Stored items from a collection:
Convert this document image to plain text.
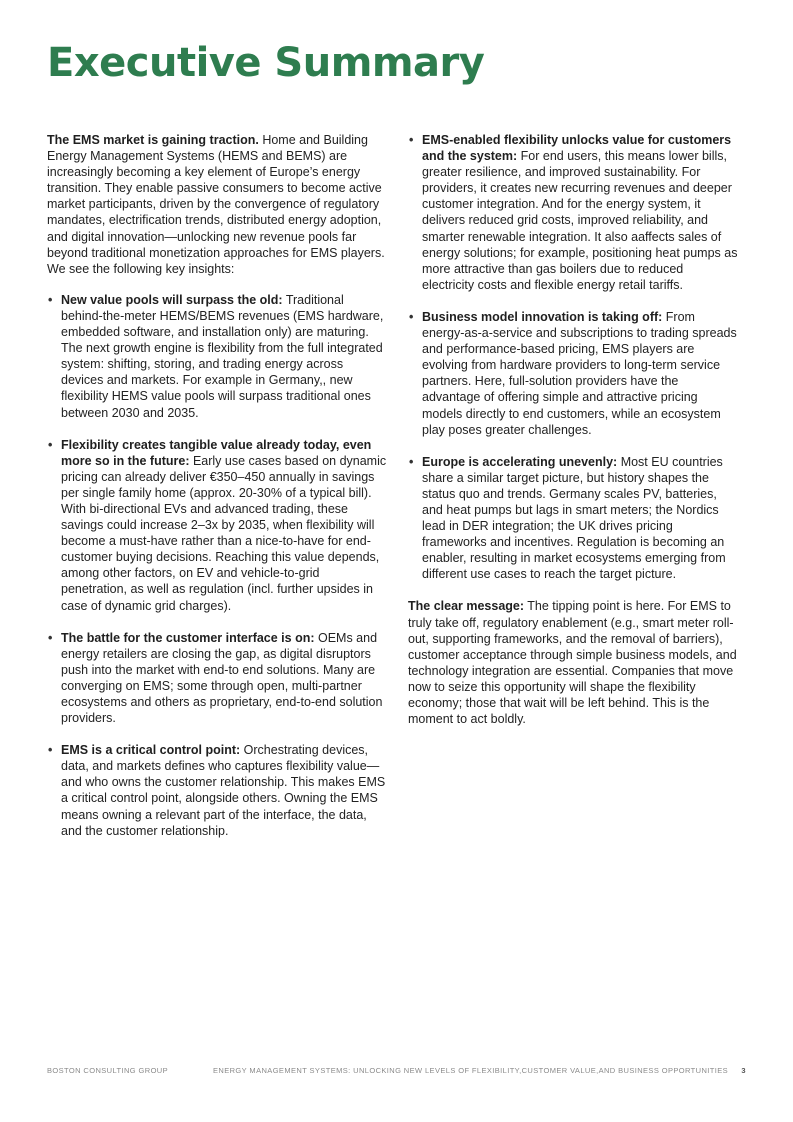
Executive Summary

The EMS market is gaining traction. Home and Building Energy Management Systems (HEMS and BEMS) are increasingly becoming a key element of Europe’s energy transition. They enable passive consumers to become active market participants, driven by the convergence of regulatory mandates, electrification trends, distributed energy adoption, and digital innovation—unlocking new revenue pools far beyond traditional monetization approaches for EMS players. We see the following key insights:

• New value pools will surpass the old: Traditional behind-the-meter HEMS/BEMS revenues (EMS hardware, embedded software, and installation only) are maturing. The next growth engine is flexibility from the full integrated system: shifting, storing, and trading energy across devices and markets. For example in Germany,, new flexibility HEMS value pools will surpass traditional ones between 2030 and 2035.
• Flexibility creates tangible value already today, even more so in the future: Early use cases based on dynamic pricing can already deliver €350–450 annually in savings per single family home (approx. 20-30% of a typical bill). With bi-directional EVs and advanced trading, these savings could increase 2–3x by 2035, when flexibility will become a must-have rather than a nice-to-have for end-customer buying decisions. Reaching this value depends, among other factors, on EV and vehicle-to-grid penetration, as well as regulation (incl. further upsides in case of dynamic grid charges).
• The battle for the customer interface is on: OEMs and energy retailers are closing the gap, as digital disruptors push into the market with end-to end solutions. Many are converging on EMS; some through open, multi-partner ecosystems and others as proprietary, end-to-end solution providers.
• EMS is a critical control point: Orchestrating devices, data, and markets defines who captures flexibility value—and who owns the customer relationship. This makes EMS a critical control point, alongside others. Owning the EMS means owning a relevant part of the interface, the data, and the customer relationship.
• EMS-enabled flexibility unlocks value for customers and the system: For end users, this means lower bills, greater resilience, and improved sustainability. For providers, it creates new recurring revenues and deeper customer integration. And for the energy system, it delivers reduced grid costs, improved reliability, and smarter renewable integration. It also aaffects sales of energy solutions; for example, positioning heat pumps as more attractive than gas boilers due to reduced electricity costs and flexible energy retail tariffs.
• Business model innovation is taking off: From energy-as-a-service and subscriptions to trading spreads and performance-based pricing, EMS players are evolving from hardware providers to long-term service partners. Here, full-solution providers have the advantage of offering simple and attractive pricing models directly to end customers, while an ecosystem play poses greater challenges.
• Europe is accelerating unevenly: Most EU countries share a similar target picture, but history shapes the status quo and trends. Germany scales PV, batteries, and heat pumps but lags in smart meters; the Nordics lead in DER integration; the UK drives pricing frameworks and incentives. Regulation is becoming an enabler, resulting in market ecosystems emerging from different use cases to reach the target picture.

The clear message: The tipping point is here. For EMS to truly take off, regulatory enablement (e.g., smart meter roll-out, supporting frameworks, and the removal of barriers), customer acceptance through simple business models, and technology integration are essential. Companies that move now to seize this opportunity will shape the flexibility economy; those that wait will be left behind. This is the moment to act boldly.

BOSTON CONSULTING GROUP	ENERGY MANAGEMENT SYSTEMS: UNLOCKING NEW LEVELS OF FLEXIBILITY,CUSTOMER VALUE,AND BUSINESS OPPORTUNITIES 3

## INSTRUCTION:
Pictures in the records above are left out; print everything else exactly as written.

## RESPONSE TO THE EXERCISE:
Convert this document image to plain text.
Executive Summary

The EMS market is gaining traction. Home and Building Energy Management Systems (HEMS and BEMS) are increasingly becoming a key element of Europe’s energy transition. They enable passive consumers to become active market participants, driven by the convergence of regulatory mandates, electrification trends, distributed energy adoption, and digital innovation—unlocking new revenue pools far beyond traditional monetization approaches for EMS players. We see the following key insights:

• New value pools will surpass the old: Traditional behind-the-meter HEMS/BEMS revenues (EMS hardware, embedded software, and installation only) are maturing. The next growth engine is flexibility from the full integrated system: shifting, storing, and trading energy across devices and markets. For example in Germany,, new flexibility HEMS value pools will surpass traditional ones between 2030 and 2035.
• Flexibility creates tangible value already today, even more so in the future: Early use cases based on dynamic pricing can already deliver €350–450 annually in savings per single family home (approx. 20-30% of a typical bill). With bi-directional EVs and advanced trading, these savings could increase 2–3x by 2035, when flexibility will become a must-have rather than a nice-to-have for end-customer buying decisions. Reaching this value depends, among other factors, on EV and vehicle-to-grid penetration, as well as regulation (incl. further upsides in case of dynamic grid charges).
• The battle for the customer interface is on: OEMs and energy retailers are closing the gap, as digital disruptors push into the market with end-to end solutions. Many are converging on EMS; some through open, multi-partner ecosystems and others as proprietary, end-to-end solution providers.
• EMS is a critical control point: Orchestrating devices, data, and markets defines who captures flexibility value—and who owns the customer relationship. This makes EMS a critical control point, alongside others. Owning the EMS means owning a relevant part of the interface, the data, and the customer relationship.
• EMS-enabled flexibility unlocks value for customers and the system: For end users, this means lower bills, greater resilience, and improved sustainability. For providers, it creates new recurring revenues and deeper customer integration. And for the energy system, it delivers reduced grid costs, improved reliability, and smarter renewable integration. It also aaffects sales of energy solutions; for example, positioning heat pumps as more attractive than gas boilers due to reduced electricity costs and flexible energy retail tariffs.
• Business model innovation is taking off: From energy-as-a-service and subscriptions to trading spreads and performance-based pricing, EMS players are evolving from hardware providers to long-term service partners. Here, full-solution providers have the advantage of offering simple and attractive pricing models directly to end customers, while an ecosystem play poses greater challenges.
• Europe is accelerating unevenly: Most EU countries share a similar target picture, but history shapes the status quo and trends. Germany scales PV, batteries, and heat pumps but lags in smart meters; the Nordics lead in DER integration; the UK drives pricing frameworks and incentives. Regulation is becoming an enabler, resulting in market ecosystems emerging from different use cases to reach the target picture.

The clear message: The tipping point is here. For EMS to truly take off, regulatory enablement (e.g., smart meter roll-out, supporting frameworks, and the removal of barriers), customer acceptance through simple business models, and technology integration are essential. Companies that move now to seize this opportunity will shape the flexibility economy; those that wait will be left behind. This is the moment to act boldly.

BOSTON CONSULTING GROUP	ENERGY MANAGEMENT SYSTEMS: UNLOCKING NEW LEVELS OF FLEXIBILITY,CUSTOMER VALUE,AND BUSINESS OPPORTUNITIES 3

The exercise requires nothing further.